**CHALLENGE**
Using the listing below, select the lines with the word "University" and copy them.

──────────────────────────────

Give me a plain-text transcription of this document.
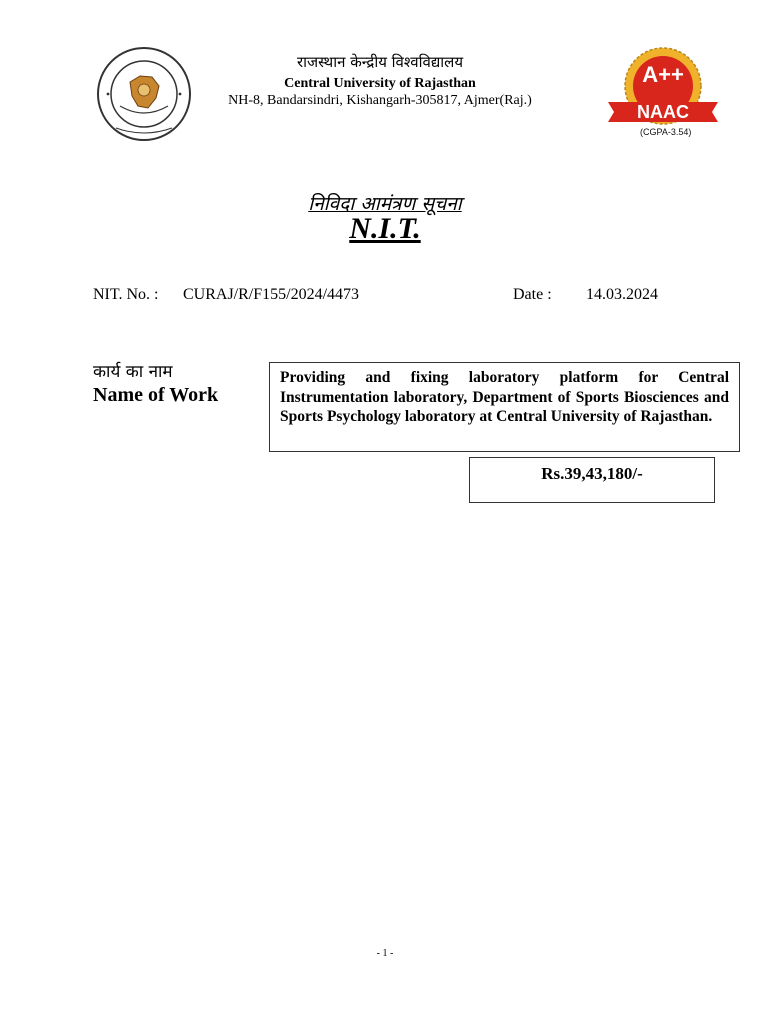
A++
NAAC
(CGPA-3.54)
राजस्थान केन्द्रीय विश्वविद्यालय
Central University of Rajasthan
NH-8, Bandarsindri, Kishangarh-305817, Ajmer(Raj.)
निविदा आमंत्रण सूचना
N.I.T.
NIT. No. : CURAJ/R/F155/2024/4473	Date : 14.03.2024
कार्य का नाम
Name of Work
Providing and fixing laboratory platform for Central Instrumentation laboratory, Department of Sports Biosciences and Sports Psychology laboratory at Central University of Rajasthan.
Rs.39,43,180/-
- 1 -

──────────────────────────────

**CORRECT ANSWER**
Central University of Rajasthan
Providing and fixing laboratory platform for Central Instrumentation laboratory, Department of Sports Biosciences and Sports Psychology laboratory at Central University of Rajasthan.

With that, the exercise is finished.